— begin DATASET RECORDS —
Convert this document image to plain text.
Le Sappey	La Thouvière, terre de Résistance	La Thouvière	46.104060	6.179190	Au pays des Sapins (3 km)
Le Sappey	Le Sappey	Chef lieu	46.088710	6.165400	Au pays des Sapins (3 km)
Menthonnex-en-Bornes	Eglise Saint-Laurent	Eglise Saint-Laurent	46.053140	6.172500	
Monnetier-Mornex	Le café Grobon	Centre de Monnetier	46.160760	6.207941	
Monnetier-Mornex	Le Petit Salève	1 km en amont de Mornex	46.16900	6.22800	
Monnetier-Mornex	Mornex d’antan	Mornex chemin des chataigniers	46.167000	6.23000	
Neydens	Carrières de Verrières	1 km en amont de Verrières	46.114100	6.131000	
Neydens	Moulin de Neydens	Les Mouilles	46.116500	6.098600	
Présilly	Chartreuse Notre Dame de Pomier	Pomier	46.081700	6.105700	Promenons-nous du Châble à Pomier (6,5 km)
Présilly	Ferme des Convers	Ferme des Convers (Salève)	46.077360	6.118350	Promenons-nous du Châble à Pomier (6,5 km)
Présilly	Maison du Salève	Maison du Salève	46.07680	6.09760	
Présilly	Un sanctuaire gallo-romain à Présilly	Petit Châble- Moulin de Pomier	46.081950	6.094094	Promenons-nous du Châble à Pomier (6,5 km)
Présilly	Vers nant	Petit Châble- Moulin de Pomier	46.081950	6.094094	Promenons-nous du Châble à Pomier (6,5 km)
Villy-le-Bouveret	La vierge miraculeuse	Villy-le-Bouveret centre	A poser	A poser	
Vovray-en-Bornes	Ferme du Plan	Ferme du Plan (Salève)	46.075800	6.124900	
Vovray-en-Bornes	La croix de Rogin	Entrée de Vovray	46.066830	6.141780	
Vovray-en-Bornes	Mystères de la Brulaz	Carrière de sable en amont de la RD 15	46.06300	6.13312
— end DATASET RECORDS —
TASK INSTRUCTIONS:
Look through the entries above. Extract each line with the word "Mornex".

WRITTEN SOLUTION:
Monnetier-Mornex	Le café Grobon	Centre de Monnetier	46.160760	6.207941	
Monnetier-Mornex	Le Petit Salève	1 km en amont de Mornex	46.16900	6.22800	
Monnetier-Mornex	Mornex d’antan	Mornex chemin des chataigniers	46.167000	6.23000	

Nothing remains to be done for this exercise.